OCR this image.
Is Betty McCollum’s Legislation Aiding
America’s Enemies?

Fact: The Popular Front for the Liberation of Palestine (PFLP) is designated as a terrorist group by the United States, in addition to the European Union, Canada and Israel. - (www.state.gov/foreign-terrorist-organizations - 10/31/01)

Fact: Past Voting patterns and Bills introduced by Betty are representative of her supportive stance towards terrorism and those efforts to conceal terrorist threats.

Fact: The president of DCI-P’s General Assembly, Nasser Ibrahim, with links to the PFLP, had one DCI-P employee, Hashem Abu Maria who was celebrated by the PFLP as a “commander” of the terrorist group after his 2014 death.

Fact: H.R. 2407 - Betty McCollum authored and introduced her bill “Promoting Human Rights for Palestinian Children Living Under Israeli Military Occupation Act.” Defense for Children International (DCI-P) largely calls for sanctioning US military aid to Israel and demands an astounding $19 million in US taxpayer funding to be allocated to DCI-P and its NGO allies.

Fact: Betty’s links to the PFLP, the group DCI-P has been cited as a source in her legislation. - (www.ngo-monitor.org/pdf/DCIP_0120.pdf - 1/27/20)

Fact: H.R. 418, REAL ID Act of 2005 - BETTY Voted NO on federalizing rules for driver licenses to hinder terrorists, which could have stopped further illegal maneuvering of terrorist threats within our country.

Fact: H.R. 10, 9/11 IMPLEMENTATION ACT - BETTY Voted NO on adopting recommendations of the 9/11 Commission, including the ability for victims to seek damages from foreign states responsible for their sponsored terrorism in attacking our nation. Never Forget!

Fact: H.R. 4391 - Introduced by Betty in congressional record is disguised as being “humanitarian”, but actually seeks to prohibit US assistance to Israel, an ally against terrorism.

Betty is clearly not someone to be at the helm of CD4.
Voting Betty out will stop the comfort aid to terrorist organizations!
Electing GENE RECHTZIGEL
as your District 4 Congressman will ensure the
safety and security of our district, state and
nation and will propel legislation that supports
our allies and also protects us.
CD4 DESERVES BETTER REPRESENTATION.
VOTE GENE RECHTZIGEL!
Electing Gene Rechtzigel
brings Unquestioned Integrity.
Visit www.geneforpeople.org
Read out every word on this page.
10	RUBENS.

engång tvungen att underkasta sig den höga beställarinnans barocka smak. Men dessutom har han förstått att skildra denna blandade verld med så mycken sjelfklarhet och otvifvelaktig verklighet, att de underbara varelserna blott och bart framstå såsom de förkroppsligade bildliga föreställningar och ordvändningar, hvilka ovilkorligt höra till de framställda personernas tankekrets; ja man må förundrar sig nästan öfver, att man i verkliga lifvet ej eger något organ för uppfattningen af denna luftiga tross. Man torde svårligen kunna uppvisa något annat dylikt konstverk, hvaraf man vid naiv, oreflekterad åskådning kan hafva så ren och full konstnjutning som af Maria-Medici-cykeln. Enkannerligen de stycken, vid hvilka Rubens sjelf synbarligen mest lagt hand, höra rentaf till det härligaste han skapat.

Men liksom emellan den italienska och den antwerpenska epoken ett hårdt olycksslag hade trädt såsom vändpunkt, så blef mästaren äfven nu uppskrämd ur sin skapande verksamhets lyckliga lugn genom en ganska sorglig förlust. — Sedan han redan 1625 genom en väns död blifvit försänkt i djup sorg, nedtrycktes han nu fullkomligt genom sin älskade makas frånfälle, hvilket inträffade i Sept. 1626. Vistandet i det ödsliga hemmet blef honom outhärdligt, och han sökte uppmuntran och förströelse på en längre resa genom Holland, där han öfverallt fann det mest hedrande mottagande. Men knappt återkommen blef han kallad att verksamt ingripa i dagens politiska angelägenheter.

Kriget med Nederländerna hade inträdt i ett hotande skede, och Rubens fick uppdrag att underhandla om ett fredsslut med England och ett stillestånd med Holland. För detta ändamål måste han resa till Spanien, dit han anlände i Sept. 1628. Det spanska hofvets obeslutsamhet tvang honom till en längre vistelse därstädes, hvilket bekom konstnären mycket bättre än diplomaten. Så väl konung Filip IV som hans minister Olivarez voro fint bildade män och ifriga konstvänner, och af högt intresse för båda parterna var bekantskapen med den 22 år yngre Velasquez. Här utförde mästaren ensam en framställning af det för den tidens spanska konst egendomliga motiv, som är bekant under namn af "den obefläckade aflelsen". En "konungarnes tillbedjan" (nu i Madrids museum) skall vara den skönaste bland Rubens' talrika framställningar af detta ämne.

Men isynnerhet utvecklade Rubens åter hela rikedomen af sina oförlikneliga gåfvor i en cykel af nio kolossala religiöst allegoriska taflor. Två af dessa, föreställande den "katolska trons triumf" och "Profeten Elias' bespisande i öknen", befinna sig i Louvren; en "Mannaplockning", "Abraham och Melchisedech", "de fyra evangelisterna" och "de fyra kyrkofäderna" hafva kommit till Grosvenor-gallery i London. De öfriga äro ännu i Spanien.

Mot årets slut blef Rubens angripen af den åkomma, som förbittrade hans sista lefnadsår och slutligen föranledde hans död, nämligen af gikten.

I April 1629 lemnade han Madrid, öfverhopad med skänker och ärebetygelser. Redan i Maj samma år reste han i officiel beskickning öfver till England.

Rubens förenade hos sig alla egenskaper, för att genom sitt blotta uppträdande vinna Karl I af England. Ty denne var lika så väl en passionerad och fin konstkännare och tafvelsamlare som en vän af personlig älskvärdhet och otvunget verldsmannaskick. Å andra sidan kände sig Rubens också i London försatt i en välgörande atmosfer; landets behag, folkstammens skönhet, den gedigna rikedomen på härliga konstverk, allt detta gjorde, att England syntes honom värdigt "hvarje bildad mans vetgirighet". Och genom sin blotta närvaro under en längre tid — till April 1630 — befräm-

[Action item]
Please return the material above exactly as written.

[Task answer]
OCR this image.
Is Betty McCollum’s Legislation Aiding
America’s Enemies?

Fact: The Popular Front for the Liberation of Palestine (PFLP) is designated as a terrorist group by the United States, in addition to the European Union, Canada and Israel. - (www.state.gov/foreign-terrorist-organizations - 10/31/01)

Fact: Past Voting patterns and Bills introduced by Betty are representative of her supportive stance towards terrorism and those efforts to conceal terrorist threats.

Fact: The president of DCI-P’s General Assembly, Nasser Ibrahim, with links to the PFLP, had one DCI-P employee, Hashem Abu Maria who was celebrated by the PFLP as a “commander” of the terrorist group after his 2014 death.

Fact: H.R. 2407 - Betty McCollum authored and introduced her bill “Promoting Human Rights for Palestinian Children Living Under Israeli Military Occupation Act.” Defense for Children International (DCI-P) largely calls for sanctioning US military aid to Israel and demands an astounding $19 million in US taxpayer funding to be allocated to DCI-P and its NGO allies.

Fact: Betty’s links to the PFLP, the group DCI-P has been cited as a source in her legislation. - (www.ngo-monitor.org/pdf/DCIP_0120.pdf - 1/27/20)

Fact: H.R. 418, REAL ID Act of 2005 - BETTY Voted NO on federalizing rules for driver licenses to hinder terrorists, which could have stopped further illegal maneuvering of terrorist threats within our country.

Fact: H.R. 10, 9/11 IMPLEMENTATION ACT - BETTY Voted NO on adopting recommendations of the 9/11 Commission, including the ability for victims to seek damages from foreign states responsible for their sponsored terrorism in attacking our nation. Never Forget!

Fact: H.R. 4391 - Introduced by Betty in congressional record is disguised as being “humanitarian”, but actually seeks to prohibit US assistance to Israel, an ally against terrorism.

Betty is clearly not someone to be at the helm of CD4.
Voting Betty out will stop the comfort aid to terrorist organizations!
Electing GENE RECHTZIGEL
as your District 4 Congressman will ensure the
safety and security of our district, state and
nation and will propel legislation that supports
our allies and also protects us.
CD4 DESERVES BETTER REPRESENTATION.
VOTE GENE RECHTZIGEL!
Electing Gene Rechtzigel
brings Unquestioned Integrity.
Visit www.geneforpeople.org
Read out every word on this page.
10	RUBENS.

engång tvungen att underkasta sig den höga beställarinnans barocka smak. Men dessutom har han förstått att skildra denna blandade verld med så mycken sjelfklarhet och otvifvelaktig verklighet, att de underbara varelserna blott och bart framstå såsom de förkroppsligade bildliga föreställningar och ordvändningar, hvilka ovilkorligt höra till de framställda personernas tankekrets; ja man må förundrar sig nästan öfver, att man i verkliga lifvet ej eger något organ för uppfattningen af denna luftiga tross. Man torde svårligen kunna uppvisa något annat dylikt konstverk, hvaraf man vid naiv, oreflekterad åskådning kan hafva så ren och full konstnjutning som af Maria-Medici-cykeln. Enkannerligen de stycken, vid hvilka Rubens sjelf synbarligen mest lagt hand, höra rentaf till det härligaste han skapat.

Men liksom emellan den italienska och den antwerpenska epoken ett hårdt olycksslag hade trädt såsom vändpunkt, så blef mästaren äfven nu uppskrämd ur sin skapande verksamhets lyckliga lugn genom en ganska sorglig förlust. — Sedan han redan 1625 genom en väns död blifvit försänkt i djup sorg, nedtrycktes han nu fullkomligt genom sin älskade makas frånfälle, hvilket inträffade i Sept. 1626. Vistandet i det ödsliga hemmet blef honom outhärdligt, och han sökte uppmuntran och förströelse på en längre resa genom Holland, där han öfverallt fann det mest hedrande mottagande. Men knappt återkommen blef han kallad att verksamt ingripa i dagens politiska angelägenheter.

Kriget med Nederländerna hade inträdt i ett hotande skede, och Rubens fick uppdrag att underhandla om ett fredsslut med England och ett stillestånd med Holland. För detta ändamål måste han resa till Spanien, dit han anlände i Sept. 1628. Det spanska hofvets obeslutsamhet tvang honom till en längre vistelse därstädes, hvilket bekom konstnären mycket bättre än diplomaten. Så väl konung Filip IV som hans minister Olivarez voro fint bildade män och ifriga konstvänner, och af högt intresse för båda parterna var bekantskapen med den 22 år yngre Velasquez. Här utförde mästaren ensam en framställning af det för den tidens spanska konst egendomliga motiv, som är bekant under namn af "den obefläckade aflelsen". En "konungarnes tillbedjan" (nu i Madrids museum) skall vara den skönaste bland Rubens' talrika framställningar af detta ämne.

Men isynnerhet utvecklade Rubens åter hela rikedomen af sina oförlikneliga gåfvor i en cykel af nio kolossala religiöst allegoriska taflor. Två af dessa, föreställande den "katolska trons triumf" och "Profeten Elias' bespisande i öknen", befinna sig i Louvren; en "Mannaplockning", "Abraham och Melchisedech", "de fyra evangelisterna" och "de fyra kyrkofäderna" hafva kommit till Grosvenor-gallery i London. De öfriga äro ännu i Spanien.

Mot årets slut blef Rubens angripen af den åkomma, som förbittrade hans sista lefnadsår och slutligen föranledde hans död, nämligen af gikten.

I April 1629 lemnade han Madrid, öfverhopad med skänker och ärebetygelser. Redan i Maj samma år reste han i officiel beskickning öfver till England.

Rubens förenade hos sig alla egenskaper, för att genom sitt blotta uppträdande vinna Karl I af England. Ty denne var lika så väl en passionerad och fin konstkännare och tafvelsamlare som en vän af personlig älskvärdhet och otvunget verldsmannaskick. Å andra sidan kände sig Rubens också i London försatt i en välgörande atmosfer; landets behag, folkstammens skönhet, den gedigna rikedomen på härliga konstverk, allt detta gjorde, att England syntes honom värdigt "hvarje bildad mans vetgirighet". Och genom sin blotta närvaro under en längre tid — till April 1630 — befräm-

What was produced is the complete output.